(Recorded data)
>> start

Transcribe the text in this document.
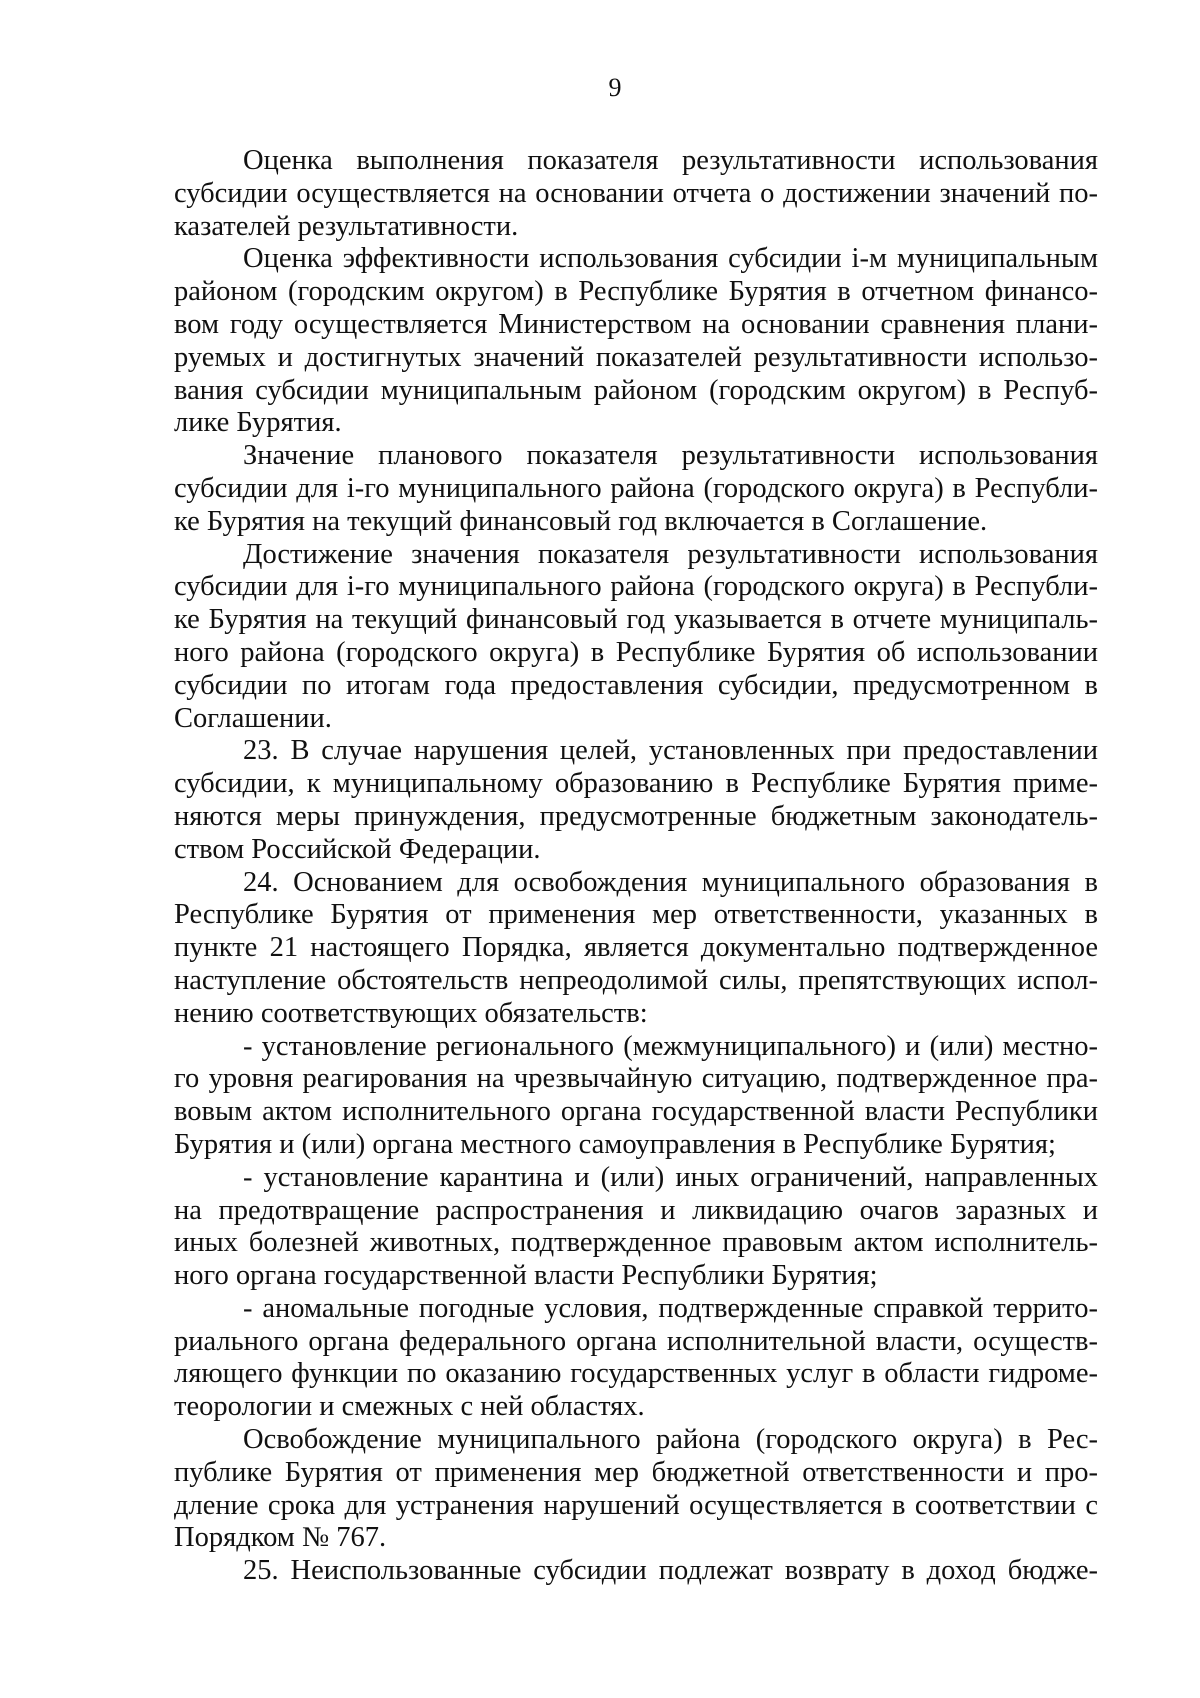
9

Оценка выполнения показателя результативности использования
субсидии осуществляется на основании отчета о достижении значений по-
казателей результативности.

Оценка эффективности использования субсидии i-м муниципальным
районом (городским округом) в Республике Бурятия в отчетном финансо-
вом году осуществляется Министерством на основании сравнения плани-
руемых и достигнутых значений показателей результативности использо-
вания субсидии муниципальным районом (городским округом) в Респуб-
лике Бурятия.

Значение планового показателя результативности использования
субсидии для i-го муниципального района (городского округа) в Республи-
ке Бурятия на текущий финансовый год включается в Соглашение.

Достижение значения показателя результативности использования
субсидии для i-го муниципального района (городского округа) в Республи-
ке Бурятия на текущий финансовый год указывается в отчете муниципаль-
ного района (городского округа) в Республике Бурятия об использовании
субсидии по итогам года предоставления субсидии, предусмотренном в
Соглашении.

23. В случае нарушения целей, установленных при предоставлении
субсидии, к муниципальному образованию в Республике Бурятия приме-
няются меры принуждения, предусмотренные бюджетным законодатель-
ством Российской Федерации.

24. Основанием для освобождения муниципального образования в
Республике Бурятия от применения мер ответственности, указанных в
пункте 21 настоящего Порядка, является документально подтвержденное
наступление обстоятельств непреодолимой силы, препятствующих испол-
нению соответствующих обязательств:

- установление регионального (межмуниципального) и (или) местно-
го уровня реагирования на чрезвычайную ситуацию, подтвержденное пра-
вовым актом исполнительного органа государственной власти Республики
Бурятия и (или) органа местного самоуправления в Республике Бурятия;

- установление карантина и (или) иных ограничений, направленных
на предотвращение распространения и ликвидацию очагов заразных и
иных болезней животных, подтвержденное правовым актом исполнитель-
ного органа государственной власти Республики Бурятия;

- аномальные погодные условия, подтвержденные справкой террито-
риального органа федерального органа исполнительной власти, осуществ-
ляющего функции по оказанию государственных услуг в области гидроме-
теорологии и смежных с ней областях.

Освобождение муниципального района (городского округа) в Рес-
публике Бурятия от применения мер бюджетной ответственности и про-
дление срока для устранения нарушений осуществляется в соответствии с
Порядком № 767.

25. Неиспользованные субсидии подлежат возврату в доход бюдже-
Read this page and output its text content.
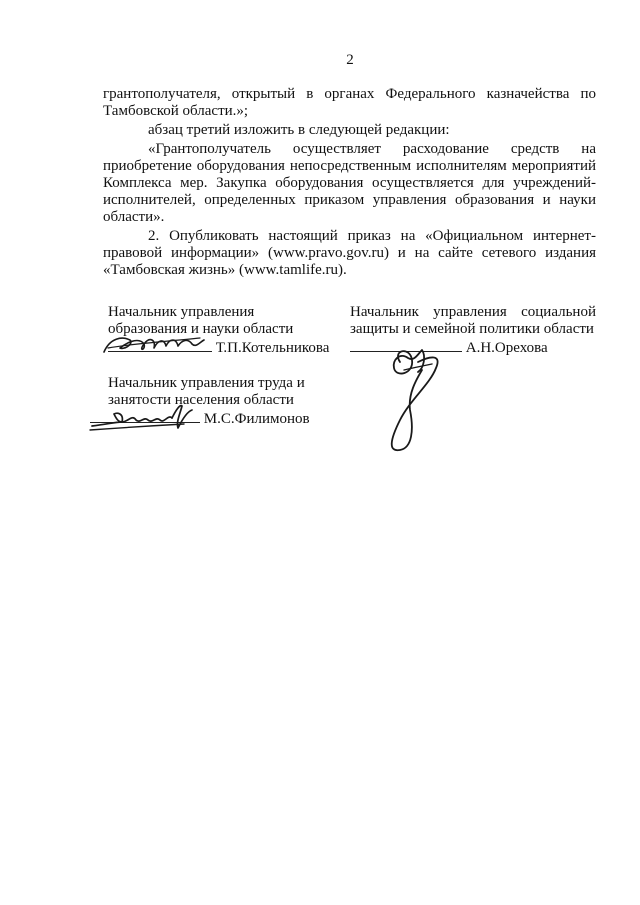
2
грантополучателя, открытый в органах Федерального казначейства по
Тамбовской области.»;
абзац третий изложить в следующей редакции:
«Грантополучатель осуществляет расходование средств на
приобретение оборудования непосредственным исполнителям мероприятий
Комплекса мер. Закупка оборудования осуществляется для учреждений-
исполнителей, определенных приказом управления образования и науки
области».
2. Опубликовать настоящий приказ на «Официальном интернет-
правовой информации» (www.pravo.gov.ru) и на сайте сетевого издания
«Тамбовская жизнь» (www.tamlife.ru).
Начальник управления
образования и науки области
Т.П.Котельникова
Начальник управления социальной
защиты и семейной политики области
А.Н.Орехова
Начальник управления труда и
занятости населения области
М.С.Филимонов
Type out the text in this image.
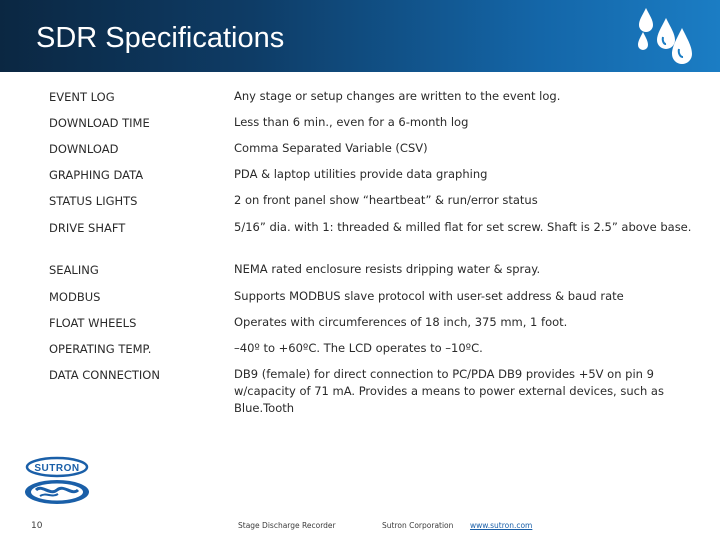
SDR Specifications
EVENT LOG	Any stage or setup changes are written to the event log.
DOWNLOAD TIME	Less than 6 min., even for a 6-month log
DOWNLOAD	Comma Separated Variable (CSV)
GRAPHING DATA	PDA & laptop utilities provide data graphing
STATUS LIGHTS	2 on front panel show “heartbeat” & run/error status
DRIVE SHAFT	5/16” dia. with 1: threaded & milled flat for set screw. Shaft is 2.5” above base.
SEALING	NEMA rated enclosure resists dripping water & spray.
MODBUS	Supports MODBUS slave protocol with user-set address & baud rate
FLOAT WHEELS	Operates with circumferences of 18 inch, 375 mm, 1 foot.
OPERATING TEMP.	–40º to +60ºC. The LCD operates to –10ºC.
DATA CONNECTION	DB9 (female) for direct connection to PC/PDA DB9 provides +5V on pin 9 w/capacity of 71 mA. Provides a means to power external devices, such as Blue.Tooth
SUTRON
10	Stage Discharge Recorder	Sutron Corporation www.sutron.com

>> end

* [Exercise] Using the entries above, find all lines with "науки". Copy them.

* [Correct output]
исполнителей, определенных приказом управления образования и науки
образования и науки области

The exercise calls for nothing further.